# [STATED TASK]
Find the string "SRMTID" in the records. Copy every line it appears in.

+++ RAW RECORDS

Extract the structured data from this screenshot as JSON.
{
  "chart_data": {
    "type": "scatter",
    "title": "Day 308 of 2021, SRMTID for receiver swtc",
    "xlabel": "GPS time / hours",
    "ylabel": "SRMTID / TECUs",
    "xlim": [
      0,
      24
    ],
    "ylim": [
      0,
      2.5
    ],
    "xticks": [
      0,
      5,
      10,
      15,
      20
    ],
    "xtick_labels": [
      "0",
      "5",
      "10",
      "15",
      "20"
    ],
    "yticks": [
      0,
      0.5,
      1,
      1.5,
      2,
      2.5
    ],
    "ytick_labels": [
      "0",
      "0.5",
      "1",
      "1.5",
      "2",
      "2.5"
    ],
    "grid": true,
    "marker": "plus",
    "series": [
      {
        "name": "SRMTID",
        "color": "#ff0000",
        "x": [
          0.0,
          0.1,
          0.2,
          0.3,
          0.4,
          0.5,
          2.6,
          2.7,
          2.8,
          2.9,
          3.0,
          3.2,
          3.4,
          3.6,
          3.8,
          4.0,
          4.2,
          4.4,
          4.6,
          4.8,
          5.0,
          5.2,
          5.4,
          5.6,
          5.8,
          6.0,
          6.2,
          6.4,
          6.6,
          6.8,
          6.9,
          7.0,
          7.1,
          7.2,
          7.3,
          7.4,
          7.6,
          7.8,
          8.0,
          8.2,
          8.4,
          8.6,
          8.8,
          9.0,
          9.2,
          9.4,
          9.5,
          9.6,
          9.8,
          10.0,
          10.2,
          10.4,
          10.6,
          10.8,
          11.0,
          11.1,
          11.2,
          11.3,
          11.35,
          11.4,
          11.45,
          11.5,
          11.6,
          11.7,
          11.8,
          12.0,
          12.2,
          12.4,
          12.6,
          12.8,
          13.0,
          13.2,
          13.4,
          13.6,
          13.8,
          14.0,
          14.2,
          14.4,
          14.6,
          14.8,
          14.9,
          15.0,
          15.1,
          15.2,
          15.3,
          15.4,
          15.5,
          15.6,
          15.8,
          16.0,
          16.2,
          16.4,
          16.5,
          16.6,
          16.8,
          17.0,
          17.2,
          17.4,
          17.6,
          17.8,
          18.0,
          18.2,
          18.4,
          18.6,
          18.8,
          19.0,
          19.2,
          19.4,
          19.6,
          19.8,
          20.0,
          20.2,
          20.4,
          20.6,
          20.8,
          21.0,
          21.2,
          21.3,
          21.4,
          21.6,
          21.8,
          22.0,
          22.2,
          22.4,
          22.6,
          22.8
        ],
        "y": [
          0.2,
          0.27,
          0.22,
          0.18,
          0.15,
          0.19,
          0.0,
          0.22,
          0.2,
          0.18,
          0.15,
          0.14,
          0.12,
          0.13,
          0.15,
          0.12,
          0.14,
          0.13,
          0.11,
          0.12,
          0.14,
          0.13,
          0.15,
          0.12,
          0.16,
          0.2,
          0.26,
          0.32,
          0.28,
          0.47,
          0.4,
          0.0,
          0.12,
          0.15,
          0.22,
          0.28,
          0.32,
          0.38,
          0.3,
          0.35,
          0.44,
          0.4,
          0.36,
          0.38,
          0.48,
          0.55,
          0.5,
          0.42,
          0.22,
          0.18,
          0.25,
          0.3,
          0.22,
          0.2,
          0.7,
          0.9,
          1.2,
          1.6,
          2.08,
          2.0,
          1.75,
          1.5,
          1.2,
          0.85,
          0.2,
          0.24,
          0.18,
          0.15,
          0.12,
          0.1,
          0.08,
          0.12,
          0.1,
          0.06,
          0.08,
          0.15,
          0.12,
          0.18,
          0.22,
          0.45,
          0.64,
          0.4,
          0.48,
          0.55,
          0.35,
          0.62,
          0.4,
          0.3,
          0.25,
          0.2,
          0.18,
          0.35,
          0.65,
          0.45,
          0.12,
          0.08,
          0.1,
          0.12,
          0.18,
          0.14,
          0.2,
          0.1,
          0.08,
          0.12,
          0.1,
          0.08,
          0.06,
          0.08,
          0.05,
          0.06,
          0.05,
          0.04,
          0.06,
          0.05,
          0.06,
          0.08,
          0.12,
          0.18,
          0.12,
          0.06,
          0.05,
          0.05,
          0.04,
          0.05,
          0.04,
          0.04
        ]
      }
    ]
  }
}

++++++

# [SOLVED EXERCISE]
    "title": "Day 308 of 2021, SRMTID for receiver swtc",
    "ylabel": "SRMTID / TECUs",
        "name": "SRMTID",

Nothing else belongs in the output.